(What to produce):
Rewrite each line of the material below as an item in a numbered list, skipping any blank lines.

Box coordinate listings:
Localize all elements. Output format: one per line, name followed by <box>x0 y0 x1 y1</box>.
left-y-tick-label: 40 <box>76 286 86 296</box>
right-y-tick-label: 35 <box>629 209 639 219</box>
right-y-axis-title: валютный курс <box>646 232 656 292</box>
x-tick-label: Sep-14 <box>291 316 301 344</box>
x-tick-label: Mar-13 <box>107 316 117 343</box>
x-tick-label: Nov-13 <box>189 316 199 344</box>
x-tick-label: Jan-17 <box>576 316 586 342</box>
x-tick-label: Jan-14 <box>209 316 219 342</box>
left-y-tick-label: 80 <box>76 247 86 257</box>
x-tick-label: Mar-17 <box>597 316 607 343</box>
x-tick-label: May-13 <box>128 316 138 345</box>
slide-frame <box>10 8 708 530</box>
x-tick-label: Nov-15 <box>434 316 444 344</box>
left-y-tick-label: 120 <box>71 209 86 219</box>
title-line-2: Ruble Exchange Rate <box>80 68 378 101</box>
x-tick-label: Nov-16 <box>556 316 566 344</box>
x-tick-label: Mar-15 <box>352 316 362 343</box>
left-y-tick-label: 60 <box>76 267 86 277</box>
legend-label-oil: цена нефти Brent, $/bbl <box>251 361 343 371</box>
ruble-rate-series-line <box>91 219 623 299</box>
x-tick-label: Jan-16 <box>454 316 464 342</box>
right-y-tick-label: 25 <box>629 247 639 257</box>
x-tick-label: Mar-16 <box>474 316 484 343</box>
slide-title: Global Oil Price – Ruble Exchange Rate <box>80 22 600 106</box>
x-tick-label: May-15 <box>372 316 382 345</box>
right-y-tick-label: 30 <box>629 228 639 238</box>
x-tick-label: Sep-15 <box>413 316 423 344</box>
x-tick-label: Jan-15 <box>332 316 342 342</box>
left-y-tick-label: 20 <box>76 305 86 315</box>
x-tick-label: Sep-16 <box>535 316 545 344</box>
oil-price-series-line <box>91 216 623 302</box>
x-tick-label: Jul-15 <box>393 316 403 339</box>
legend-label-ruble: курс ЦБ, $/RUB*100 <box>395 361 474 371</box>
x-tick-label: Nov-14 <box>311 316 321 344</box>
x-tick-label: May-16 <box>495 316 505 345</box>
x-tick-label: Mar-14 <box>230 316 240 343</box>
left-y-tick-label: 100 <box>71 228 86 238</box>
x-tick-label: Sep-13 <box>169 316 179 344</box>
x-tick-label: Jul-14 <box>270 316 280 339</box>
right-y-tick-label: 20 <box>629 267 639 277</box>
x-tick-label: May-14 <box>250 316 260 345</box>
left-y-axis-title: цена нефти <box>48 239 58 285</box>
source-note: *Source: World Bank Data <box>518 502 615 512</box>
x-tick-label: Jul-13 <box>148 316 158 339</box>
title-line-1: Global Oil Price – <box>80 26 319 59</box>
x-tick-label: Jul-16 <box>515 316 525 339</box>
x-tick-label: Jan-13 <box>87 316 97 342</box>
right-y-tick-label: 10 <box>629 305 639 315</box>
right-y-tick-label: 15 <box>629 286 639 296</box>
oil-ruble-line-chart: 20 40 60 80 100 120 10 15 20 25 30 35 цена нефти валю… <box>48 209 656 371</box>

(Answer):
1. Localize all elements. Output format: one per line, name followed by <box>x0 y0 x1 y1</box>.
2. left-y-tick-label: 40 <box>76 286 86 296</box>
3. right-y-tick-label: 35 <box>629 209 639 219</box>
4. right-y-axis-title: валютный курс <box>646 232 656 292</box>
5. x-tick-label: Sep-14 <box>291 316 301 344</box>
6. x-tick-label: Mar-13 <box>107 316 117 343</box>
7. x-tick-label: Nov-13 <box>189 316 199 344</box>
8. x-tick-label: Jan-17 <box>576 316 586 342</box>
9. x-tick-label: Jan-14 <box>209 316 219 342</box>
10. left-y-tick-label: 80 <box>76 247 86 257</box>
11. x-tick-label: Mar-17 <box>597 316 607 343</box>
12. x-tick-label: May-13 <box>128 316 138 345</box>
13. slide-frame <box>10 8 708 530</box>
14. x-tick-label: Nov-15 <box>434 316 444 344</box>
15. left-y-tick-label: 120 <box>71 209 86 219</box>
16. title-line-2: Ruble Exchange Rate <box>80 68 378 101</box>
17. x-tick-label: Nov-16 <box>556 316 566 344</box>
18. x-tick-label: Mar-15 <box>352 316 362 343</box>
19. left-y-tick-label: 60 <box>76 267 86 277</box>
20. legend-label-oil: цена нефти Brent, $/bbl <box>251 361 343 371</box>
21. ruble-rate-series-line <box>91 219 623 299</box>
22. x-tick-label: Jan-16 <box>454 316 464 342</box>
23. right-y-tick-label: 25 <box>629 247 639 257</box>
24. x-tick-label: Mar-16 <box>474 316 484 343</box>
25. slide-title: Global Oil Price – Ruble Exchange Rate <box>80 22 600 106</box>
26. x-tick-label: May-15 <box>372 316 382 345</box>
27. right-y-tick-label: 30 <box>629 228 639 238</box>
28. x-tick-label: Sep-15 <box>413 316 423 344</box>
29. x-tick-label: Jan-15 <box>332 316 342 342</box>
30. left-y-tick-label: 20 <box>76 305 86 315</box>
31. x-tick-label: Sep-16 <box>535 316 545 344</box>
32. oil-price-series-line <box>91 216 623 302</box>
33. x-tick-label: Jul-15 <box>393 316 403 339</box>
34. legend-label-ruble: курс ЦБ, $/RUB*100 <box>395 361 474 371</box>
35. x-tick-label: Nov-14 <box>311 316 321 344</box>
36. x-tick-label: May-16 <box>495 316 505 345</box>
37. x-tick-label: Mar-14 <box>230 316 240 343</box>
38. left-y-tick-label: 100 <box>71 228 86 238</box>
39. x-tick-label: Sep-13 <box>169 316 179 344</box>
40. x-tick-label: Jul-14 <box>270 316 280 339</box>
41. right-y-tick-label: 20 <box>629 267 639 277</box>
42. x-tick-label: May-14 <box>250 316 260 345</box>
43. left-y-axis-title: цена нефти <box>48 239 58 285</box>
44. source-note: *Source: World Bank Data <box>518 502 615 512</box>
45. x-tick-label: Jul-13 <box>148 316 158 339</box>
46. title-line-1: Global Oil Price – <box>80 26 319 59</box>
47. x-tick-label: Jul-16 <box>515 316 525 339</box>
48. x-tick-label: Jan-13 <box>87 316 97 342</box>
49. right-y-tick-label: 10 <box>629 305 639 315</box>
50. right-y-tick-label: 15 <box>629 286 639 296</box>
51. oil-ruble-line-chart: 20 40 60 80 100 120 10 15 20 25 30 35 цена нефти валю… <box>48 209 656 371</box>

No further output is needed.